Short problem:
Note how many lines hold "icon" and report that number by itself.

Data entries:
::::::::
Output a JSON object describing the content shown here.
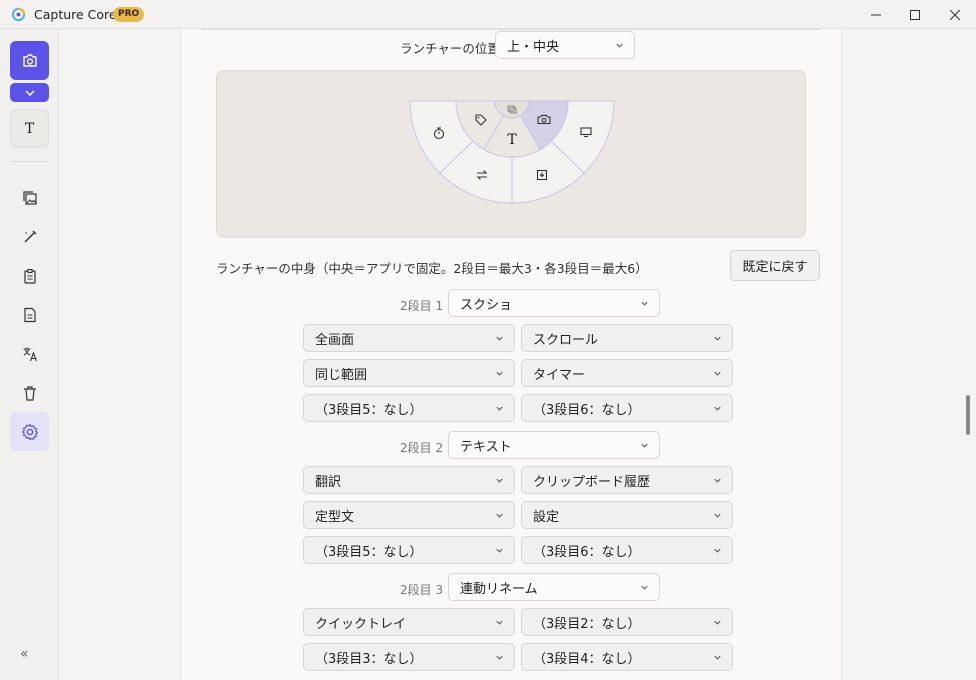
{
  "window": {
    "title": "Capture Core",
    "badge": "PRO",
    "controls": {
      "minimize": "—",
      "maximize": "☐",
      "close": "✕"
    }
  },
  "sidebar": {
    "primary_icon": "camera-icon",
    "text_tool_label": "T",
    "items": [
      {
        "name": "image-gallery",
        "icon": "images-icon"
      },
      {
        "name": "edit",
        "icon": "wand-icon"
      },
      {
        "name": "clipboard",
        "icon": "clipboard-icon"
      },
      {
        "name": "document",
        "icon": "document-icon"
      },
      {
        "name": "translate",
        "icon": "translate-icon"
      },
      {
        "name": "trash",
        "icon": "trash-icon"
      },
      {
        "name": "settings",
        "icon": "gear-icon",
        "active": true
      }
    ],
    "collapse_label": "«"
  },
  "launcher": {
    "position_label": "ランチャーの位置",
    "position_value": "上・中央",
    "preview": {
      "center_label": "T",
      "highlight_color": "#d3d0e8"
    },
    "contents_label": "ランチャーの中身（中央＝アプリで固定。2段目＝最大3・各3段目＝最大6）",
    "reset_label": "既定に戻す"
  },
  "groups": [
    {
      "label": "2段目 1",
      "value": "スクショ",
      "subs": [
        "全画面",
        "スクロール",
        "同じ範囲",
        "タイマー",
        "（3段目5：なし）",
        "（3段目6：なし）"
      ]
    },
    {
      "label": "2段目 2",
      "value": "テキスト",
      "subs": [
        "翻訳",
        "クリップボード履歴",
        "定型文",
        "設定",
        "（3段目5：なし）",
        "（3段目6：なし）"
      ]
    },
    {
      "label": "2段目 3",
      "value": "連動リネーム",
      "subs": [
        "クイックトレイ",
        "（3段目2：なし）",
        "（3段目3：なし）",
        "（3段目4：なし）"
      ]
    }
  ],
  "colors": {
    "accent": "#5b52e8",
    "badge": "#e6b94a"
  }
}
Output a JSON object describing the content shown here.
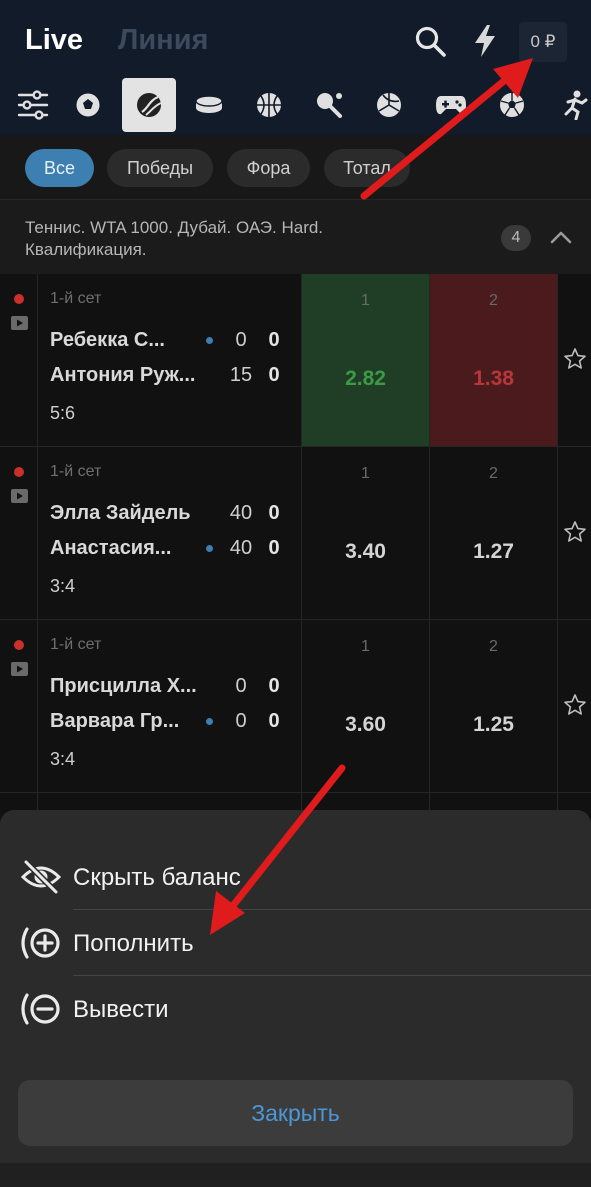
::::::::
Solution below:
8